# RECORDS SHOWN
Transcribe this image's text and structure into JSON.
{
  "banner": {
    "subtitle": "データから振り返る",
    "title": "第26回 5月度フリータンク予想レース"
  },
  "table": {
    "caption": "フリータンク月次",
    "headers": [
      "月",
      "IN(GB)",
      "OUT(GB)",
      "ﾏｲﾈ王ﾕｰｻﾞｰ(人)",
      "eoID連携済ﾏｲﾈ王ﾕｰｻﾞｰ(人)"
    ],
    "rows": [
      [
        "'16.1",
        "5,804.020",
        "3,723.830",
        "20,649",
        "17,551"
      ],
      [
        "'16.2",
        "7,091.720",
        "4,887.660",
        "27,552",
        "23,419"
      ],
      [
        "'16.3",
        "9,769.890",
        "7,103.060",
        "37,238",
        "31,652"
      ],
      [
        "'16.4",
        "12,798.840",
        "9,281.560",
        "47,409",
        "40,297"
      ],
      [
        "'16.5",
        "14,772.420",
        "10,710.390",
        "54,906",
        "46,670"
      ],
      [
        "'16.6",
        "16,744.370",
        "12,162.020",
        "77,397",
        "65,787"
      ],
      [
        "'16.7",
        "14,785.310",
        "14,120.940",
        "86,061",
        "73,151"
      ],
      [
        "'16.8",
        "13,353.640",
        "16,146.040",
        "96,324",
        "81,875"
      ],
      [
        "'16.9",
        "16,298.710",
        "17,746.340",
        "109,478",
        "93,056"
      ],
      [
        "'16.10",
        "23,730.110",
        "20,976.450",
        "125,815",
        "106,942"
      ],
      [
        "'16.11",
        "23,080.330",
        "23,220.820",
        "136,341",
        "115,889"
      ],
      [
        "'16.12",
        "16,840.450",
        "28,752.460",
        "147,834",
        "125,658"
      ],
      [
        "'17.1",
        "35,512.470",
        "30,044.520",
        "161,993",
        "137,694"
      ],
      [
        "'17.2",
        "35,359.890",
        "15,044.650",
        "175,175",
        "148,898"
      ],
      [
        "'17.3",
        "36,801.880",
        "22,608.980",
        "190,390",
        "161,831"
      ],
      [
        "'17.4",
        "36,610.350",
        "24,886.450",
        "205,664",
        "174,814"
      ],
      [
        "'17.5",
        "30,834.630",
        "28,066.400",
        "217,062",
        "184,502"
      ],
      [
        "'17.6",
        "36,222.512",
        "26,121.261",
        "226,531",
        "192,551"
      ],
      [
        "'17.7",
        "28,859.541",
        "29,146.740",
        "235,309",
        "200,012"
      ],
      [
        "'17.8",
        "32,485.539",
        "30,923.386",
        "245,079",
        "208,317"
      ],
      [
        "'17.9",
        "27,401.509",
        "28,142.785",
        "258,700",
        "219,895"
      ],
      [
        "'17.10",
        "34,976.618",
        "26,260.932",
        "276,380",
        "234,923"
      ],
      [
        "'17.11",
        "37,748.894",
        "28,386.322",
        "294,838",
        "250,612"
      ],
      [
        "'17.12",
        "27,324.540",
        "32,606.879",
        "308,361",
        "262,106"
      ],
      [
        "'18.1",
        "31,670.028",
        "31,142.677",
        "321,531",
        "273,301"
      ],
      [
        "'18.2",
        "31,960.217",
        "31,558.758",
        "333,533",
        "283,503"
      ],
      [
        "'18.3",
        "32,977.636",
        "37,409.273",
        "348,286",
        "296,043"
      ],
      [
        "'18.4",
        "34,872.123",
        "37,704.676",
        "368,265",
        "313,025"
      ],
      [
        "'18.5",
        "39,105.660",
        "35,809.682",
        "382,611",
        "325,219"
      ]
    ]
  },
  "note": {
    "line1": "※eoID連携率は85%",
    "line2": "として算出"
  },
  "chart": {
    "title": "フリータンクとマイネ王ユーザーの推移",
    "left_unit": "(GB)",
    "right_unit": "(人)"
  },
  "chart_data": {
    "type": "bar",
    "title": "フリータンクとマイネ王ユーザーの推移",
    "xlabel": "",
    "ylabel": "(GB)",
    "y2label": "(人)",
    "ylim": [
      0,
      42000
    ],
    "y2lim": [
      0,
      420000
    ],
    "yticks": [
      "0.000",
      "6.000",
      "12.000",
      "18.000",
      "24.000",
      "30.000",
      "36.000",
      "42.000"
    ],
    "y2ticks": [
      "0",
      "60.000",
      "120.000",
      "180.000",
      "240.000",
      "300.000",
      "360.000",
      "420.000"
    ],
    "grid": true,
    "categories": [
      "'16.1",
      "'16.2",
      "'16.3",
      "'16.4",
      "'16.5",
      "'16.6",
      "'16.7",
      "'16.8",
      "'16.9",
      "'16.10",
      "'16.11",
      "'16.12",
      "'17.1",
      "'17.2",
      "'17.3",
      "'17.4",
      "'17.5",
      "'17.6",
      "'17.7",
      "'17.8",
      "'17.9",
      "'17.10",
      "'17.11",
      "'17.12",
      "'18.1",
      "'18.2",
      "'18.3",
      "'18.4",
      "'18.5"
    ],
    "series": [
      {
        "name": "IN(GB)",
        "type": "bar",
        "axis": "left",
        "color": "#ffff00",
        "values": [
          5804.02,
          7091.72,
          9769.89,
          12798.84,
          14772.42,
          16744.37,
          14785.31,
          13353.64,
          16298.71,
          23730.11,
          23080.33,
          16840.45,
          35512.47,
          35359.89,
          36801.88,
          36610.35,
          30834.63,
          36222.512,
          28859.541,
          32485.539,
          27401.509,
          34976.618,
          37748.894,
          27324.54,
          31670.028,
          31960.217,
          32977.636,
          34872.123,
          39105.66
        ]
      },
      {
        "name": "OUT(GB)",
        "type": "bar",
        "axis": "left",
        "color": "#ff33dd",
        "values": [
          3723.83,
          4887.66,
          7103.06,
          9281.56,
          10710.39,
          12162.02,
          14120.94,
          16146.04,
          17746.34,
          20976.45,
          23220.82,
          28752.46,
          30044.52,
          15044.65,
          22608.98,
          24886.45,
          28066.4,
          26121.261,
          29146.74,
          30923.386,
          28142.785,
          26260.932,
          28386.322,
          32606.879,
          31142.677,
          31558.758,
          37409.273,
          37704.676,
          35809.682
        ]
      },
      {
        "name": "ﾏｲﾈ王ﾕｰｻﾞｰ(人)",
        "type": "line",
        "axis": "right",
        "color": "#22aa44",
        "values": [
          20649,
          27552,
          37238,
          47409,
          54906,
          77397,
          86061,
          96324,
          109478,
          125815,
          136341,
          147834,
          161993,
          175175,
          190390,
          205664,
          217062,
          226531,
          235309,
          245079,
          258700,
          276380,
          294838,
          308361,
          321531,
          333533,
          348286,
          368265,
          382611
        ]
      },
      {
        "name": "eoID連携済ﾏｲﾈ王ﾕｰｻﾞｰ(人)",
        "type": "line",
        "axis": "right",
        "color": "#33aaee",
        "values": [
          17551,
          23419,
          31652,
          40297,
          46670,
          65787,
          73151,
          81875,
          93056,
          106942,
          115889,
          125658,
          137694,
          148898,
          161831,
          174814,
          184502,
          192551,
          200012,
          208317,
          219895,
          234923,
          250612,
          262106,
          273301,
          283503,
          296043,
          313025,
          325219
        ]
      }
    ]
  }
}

# WHAT YOU ARE ASKED TO DO
All lines above containing the string "eoID連携済ﾏｲﾈ王ﾕｰｻﾞｰ" are to be collected.

# WRITTEN SOLUTION
      "eoID連携済ﾏｲﾈ王ﾕｰｻﾞｰ(人)"
        "name": "eoID連携済ﾏｲﾈ王ﾕｰｻﾞｰ(人)",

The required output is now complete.